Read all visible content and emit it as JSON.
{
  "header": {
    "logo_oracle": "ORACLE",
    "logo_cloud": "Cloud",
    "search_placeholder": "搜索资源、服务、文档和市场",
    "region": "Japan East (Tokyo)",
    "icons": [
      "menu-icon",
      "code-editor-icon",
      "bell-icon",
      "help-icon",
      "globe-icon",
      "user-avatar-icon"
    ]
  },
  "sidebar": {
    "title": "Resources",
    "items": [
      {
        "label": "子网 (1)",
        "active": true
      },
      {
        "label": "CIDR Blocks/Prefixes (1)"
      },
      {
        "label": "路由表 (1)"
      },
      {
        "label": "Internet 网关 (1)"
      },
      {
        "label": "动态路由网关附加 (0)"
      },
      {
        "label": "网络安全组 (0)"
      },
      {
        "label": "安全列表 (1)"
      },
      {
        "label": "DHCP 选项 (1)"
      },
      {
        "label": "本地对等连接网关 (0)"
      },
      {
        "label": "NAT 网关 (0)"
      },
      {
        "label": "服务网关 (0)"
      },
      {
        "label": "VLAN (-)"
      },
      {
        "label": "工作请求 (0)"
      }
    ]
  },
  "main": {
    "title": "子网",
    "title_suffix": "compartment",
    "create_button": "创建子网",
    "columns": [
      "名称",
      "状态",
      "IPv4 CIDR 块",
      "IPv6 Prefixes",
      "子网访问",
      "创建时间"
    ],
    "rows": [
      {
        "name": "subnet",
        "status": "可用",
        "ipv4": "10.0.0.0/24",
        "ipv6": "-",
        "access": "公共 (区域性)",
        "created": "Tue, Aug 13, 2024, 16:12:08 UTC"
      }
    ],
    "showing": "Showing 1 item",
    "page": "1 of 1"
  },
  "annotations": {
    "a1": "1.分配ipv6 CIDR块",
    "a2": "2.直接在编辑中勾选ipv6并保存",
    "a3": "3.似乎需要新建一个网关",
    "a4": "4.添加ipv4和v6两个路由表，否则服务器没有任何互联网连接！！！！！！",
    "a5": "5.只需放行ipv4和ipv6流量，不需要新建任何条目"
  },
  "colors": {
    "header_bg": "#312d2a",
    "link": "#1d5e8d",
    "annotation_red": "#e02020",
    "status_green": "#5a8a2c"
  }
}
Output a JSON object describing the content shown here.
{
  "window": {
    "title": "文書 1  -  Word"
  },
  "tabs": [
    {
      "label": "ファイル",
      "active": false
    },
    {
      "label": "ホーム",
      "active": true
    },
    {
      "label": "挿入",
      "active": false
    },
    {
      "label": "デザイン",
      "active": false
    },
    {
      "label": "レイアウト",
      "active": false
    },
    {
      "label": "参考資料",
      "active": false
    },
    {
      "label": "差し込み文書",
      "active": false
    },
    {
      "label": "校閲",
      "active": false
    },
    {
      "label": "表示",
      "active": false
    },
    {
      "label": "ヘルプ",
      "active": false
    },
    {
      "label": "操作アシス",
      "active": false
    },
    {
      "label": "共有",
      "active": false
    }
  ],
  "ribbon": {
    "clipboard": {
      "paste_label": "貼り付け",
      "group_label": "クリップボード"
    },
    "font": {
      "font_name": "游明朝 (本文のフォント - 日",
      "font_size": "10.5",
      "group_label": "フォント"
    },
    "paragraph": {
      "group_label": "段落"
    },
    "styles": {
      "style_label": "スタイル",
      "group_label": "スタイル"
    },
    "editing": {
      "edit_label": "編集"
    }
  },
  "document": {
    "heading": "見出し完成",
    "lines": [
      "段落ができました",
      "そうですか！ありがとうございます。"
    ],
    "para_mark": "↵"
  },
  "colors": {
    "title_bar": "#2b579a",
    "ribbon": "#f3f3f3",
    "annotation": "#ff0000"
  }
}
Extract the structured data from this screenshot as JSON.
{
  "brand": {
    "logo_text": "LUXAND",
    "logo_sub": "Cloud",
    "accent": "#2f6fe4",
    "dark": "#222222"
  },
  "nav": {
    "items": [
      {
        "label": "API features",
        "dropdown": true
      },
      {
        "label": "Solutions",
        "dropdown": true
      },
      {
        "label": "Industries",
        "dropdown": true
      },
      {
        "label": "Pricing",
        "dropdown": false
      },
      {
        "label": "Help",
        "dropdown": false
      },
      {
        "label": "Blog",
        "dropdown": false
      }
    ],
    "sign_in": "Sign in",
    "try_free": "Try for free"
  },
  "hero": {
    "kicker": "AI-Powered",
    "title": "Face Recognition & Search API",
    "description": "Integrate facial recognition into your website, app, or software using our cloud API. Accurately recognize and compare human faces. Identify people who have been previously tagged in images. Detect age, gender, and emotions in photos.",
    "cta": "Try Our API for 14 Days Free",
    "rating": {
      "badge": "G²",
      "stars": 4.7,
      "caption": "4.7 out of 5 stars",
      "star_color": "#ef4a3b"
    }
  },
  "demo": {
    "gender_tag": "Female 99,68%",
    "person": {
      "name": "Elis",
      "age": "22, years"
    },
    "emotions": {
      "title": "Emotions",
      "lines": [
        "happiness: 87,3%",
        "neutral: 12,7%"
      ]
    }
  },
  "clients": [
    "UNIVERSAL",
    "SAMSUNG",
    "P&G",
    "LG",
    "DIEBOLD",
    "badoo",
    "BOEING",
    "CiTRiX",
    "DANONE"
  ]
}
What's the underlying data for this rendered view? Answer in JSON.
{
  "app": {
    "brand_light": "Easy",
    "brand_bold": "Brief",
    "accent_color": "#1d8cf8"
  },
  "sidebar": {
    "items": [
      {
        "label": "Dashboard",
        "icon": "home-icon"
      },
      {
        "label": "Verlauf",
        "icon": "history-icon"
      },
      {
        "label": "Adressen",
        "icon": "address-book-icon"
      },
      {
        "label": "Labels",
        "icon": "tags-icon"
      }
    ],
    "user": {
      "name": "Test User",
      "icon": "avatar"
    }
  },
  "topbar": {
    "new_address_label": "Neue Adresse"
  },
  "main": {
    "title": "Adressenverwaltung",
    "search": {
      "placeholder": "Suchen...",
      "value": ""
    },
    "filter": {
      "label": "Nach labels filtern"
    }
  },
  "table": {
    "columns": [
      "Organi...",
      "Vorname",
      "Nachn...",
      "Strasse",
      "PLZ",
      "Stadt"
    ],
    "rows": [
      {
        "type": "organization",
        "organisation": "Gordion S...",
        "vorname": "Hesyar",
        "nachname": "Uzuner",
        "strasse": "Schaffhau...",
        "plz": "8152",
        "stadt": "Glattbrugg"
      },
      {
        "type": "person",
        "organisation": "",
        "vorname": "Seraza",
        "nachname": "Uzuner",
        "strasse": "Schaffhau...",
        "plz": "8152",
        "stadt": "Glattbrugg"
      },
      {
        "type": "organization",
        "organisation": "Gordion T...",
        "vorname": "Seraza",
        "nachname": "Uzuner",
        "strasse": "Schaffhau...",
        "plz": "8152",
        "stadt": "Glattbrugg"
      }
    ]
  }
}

────────

§ **THE PROBLEM**
Repeat each record exactly. Omit nothing.

§ **TASK OUTPUT**
Read all visible content and emit it as JSON.
{
  "header": {
    "logo_oracle": "ORACLE",
    "logo_cloud": "Cloud",
    "search_placeholder": "搜索资源、服务、文档和市场",
    "region": "Japan East (Tokyo)",
    "icons": [
      "menu-icon",
      "code-editor-icon",
      "bell-icon",
      "help-icon",
      "globe-icon",
      "user-avatar-icon"
    ]
  },
  "sidebar": {
    "title": "Resources",
    "items": [
      {
        "label": "子网 (1)",
        "active": true
      },
      {
        "label": "CIDR Blocks/Prefixes (1)"
      },
      {
        "label": "路由表 (1)"
      },
      {
        "label": "Internet 网关 (1)"
      },
      {
        "label": "动态路由网关附加 (0)"
      },
      {
        "label": "网络安全组 (0)"
      },
      {
        "label": "安全列表 (1)"
      },
      {
        "label": "DHCP 选项 (1)"
      },
      {
        "label": "本地对等连接网关 (0)"
      },
      {
        "label": "NAT 网关 (0)"
      },
      {
        "label": "服务网关 (0)"
      },
      {
        "label": "VLAN (-)"
      },
      {
        "label": "工作请求 (0)"
      }
    ]
  },
  "main": {
    "title": "子网",
    "title_suffix": "compartment",
    "create_button": "创建子网",
    "columns": [
      "名称",
      "状态",
      "IPv4 CIDR 块",
      "IPv6 Prefixes",
      "子网访问",
      "创建时间"
    ],
    "rows": [
      {
        "name": "subnet",
        "status": "可用",
        "ipv4": "10.0.0.0/24",
        "ipv6": "-",
        "access": "公共 (区域性)",
        "created": "Tue, Aug 13, 2024, 16:12:08 UTC"
      }
    ],
    "showing": "Showing 1 item",
    "page": "1 of 1"
  },
  "annotations": {
    "a1": "1.分配ipv6 CIDR块",
    "a2": "2.直接在编辑中勾选ipv6并保存",
    "a3": "3.似乎需要新建一个网关",
    "a4": "4.添加ipv4和v6两个路由表，否则服务器没有任何互联网连接！！！！！！",
    "a5": "5.只需放行ipv4和ipv6流量，不需要新建任何条目"
  },
  "colors": {
    "header_bg": "#312d2a",
    "link": "#1d5e8d",
    "annotation_red": "#e02020",
    "status_green": "#5a8a2c"
  }
}
Output a JSON object describing the content shown here.
{
  "window": {
    "title": "文書 1  -  Word"
  },
  "tabs": [
    {
      "label": "ファイル",
      "active": false
    },
    {
      "label": "ホーム",
      "active": true
    },
    {
      "label": "挿入",
      "active": false
    },
    {
      "label": "デザイン",
      "active": false
    },
    {
      "label": "レイアウト",
      "active": false
    },
    {
      "label": "参考資料",
      "active": false
    },
    {
      "label": "差し込み文書",
      "active": false
    },
    {
      "label": "校閲",
      "active": false
    },
    {
      "label": "表示",
      "active": false
    },
    {
      "label": "ヘルプ",
      "active": false
    },
    {
      "label": "操作アシス",
      "active": false
    },
    {
      "label": "共有",
      "active": false
    }
  ],
  "ribbon": {
    "clipboard": {
      "paste_label": "貼り付け",
      "group_label": "クリップボード"
    },
    "font": {
      "font_name": "游明朝 (本文のフォント - 日",
      "font_size": "10.5",
      "group_label": "フォント"
    },
    "paragraph": {
      "group_label": "段落"
    },
    "styles": {
      "style_label": "スタイル",
      "group_label": "スタイル"
    },
    "editing": {
      "edit_label": "編集"
    }
  },
  "document": {
    "heading": "見出し完成",
    "lines": [
      "段落ができました",
      "そうですか！ありがとうございます。"
    ],
    "para_mark": "↵"
  },
  "colors": {
    "title_bar": "#2b579a",
    "ribbon": "#f3f3f3",
    "annotation": "#ff0000"
  }
}
Extract the structured data from this screenshot as JSON.
{
  "brand": {
    "logo_text": "LUXAND",
    "logo_sub": "Cloud",
    "accent": "#2f6fe4",
    "dark": "#222222"
  },
  "nav": {
    "items": [
      {
        "label": "API features",
        "dropdown": true
      },
      {
        "label": "Solutions",
        "dropdown": true
      },
      {
        "label": "Industries",
        "dropdown": true
      },
      {
        "label": "Pricing",
        "dropdown": false
      },
      {
        "label": "Help",
        "dropdown": false
      },
      {
        "label": "Blog",
        "dropdown": false
      }
    ],
    "sign_in": "Sign in",
    "try_free": "Try for free"
  },
  "hero": {
    "kicker": "AI-Powered",
    "title": "Face Recognition & Search API",
    "description": "Integrate facial recognition into your website, app, or software using our cloud API. Accurately recognize and compare human faces. Identify people who have been previously tagged in images. Detect age, gender, and emotions in photos.",
    "cta": "Try Our API for 14 Days Free",
    "rating": {
      "badge": "G²",
      "stars": 4.7,
      "caption": "4.7 out of 5 stars",
      "star_color": "#ef4a3b"
    }
  },
  "demo": {
    "gender_tag": "Female 99,68%",
    "person": {
      "name": "Elis",
      "age": "22, years"
    },
    "emotions": {
      "title": "Emotions",
      "lines": [
        "happiness: 87,3%",
        "neutral: 12,7%"
      ]
    }
  },
  "clients": [
    "UNIVERSAL",
    "SAMSUNG",
    "P&G",
    "LG",
    "DIEBOLD",
    "badoo",
    "BOEING",
    "CiTRiX",
    "DANONE"
  ]
}
What's the underlying data for this rendered view? Answer in JSON.
{
  "app": {
    "brand_light": "Easy",
    "brand_bold": "Brief",
    "accent_color": "#1d8cf8"
  },
  "sidebar": {
    "items": [
      {
        "label": "Dashboard",
        "icon": "home-icon"
      },
      {
        "label": "Verlauf",
        "icon": "history-icon"
      },
      {
        "label": "Adressen",
        "icon": "address-book-icon"
      },
      {
        "label": "Labels",
        "icon": "tags-icon"
      }
    ],
    "user": {
      "name": "Test User",
      "icon": "avatar"
    }
  },
  "topbar": {
    "new_address_label": "Neue Adresse"
  },
  "main": {
    "title": "Adressenverwaltung",
    "search": {
      "placeholder": "Suchen...",
      "value": ""
    },
    "filter": {
      "label": "Nach labels filtern"
    }
  },
  "table": {
    "columns": [
      "Organi...",
      "Vorname",
      "Nachn...",
      "Strasse",
      "PLZ",
      "Stadt"
    ],
    "rows": [
      {
        "type": "organization",
        "organisation": "Gordion S...",
        "vorname": "Hesyar",
        "nachname": "Uzuner",
        "strasse": "Schaffhau...",
        "plz": "8152",
        "stadt": "Glattbrugg"
      },
      {
        "type": "person",
        "organisation": "",
        "vorname": "Seraza",
        "nachname": "Uzuner",
        "strasse": "Schaffhau...",
        "plz": "8152",
        "stadt": "Glattbrugg"
      },
      {
        "type": "organization",
        "organisation": "Gordion T...",
        "vorname": "Seraza",
        "nachname": "Uzuner",
        "strasse": "Schaffhau...",
        "plz": "8152",
        "stadt": "Glattbrugg"
      }
    ]
  }
}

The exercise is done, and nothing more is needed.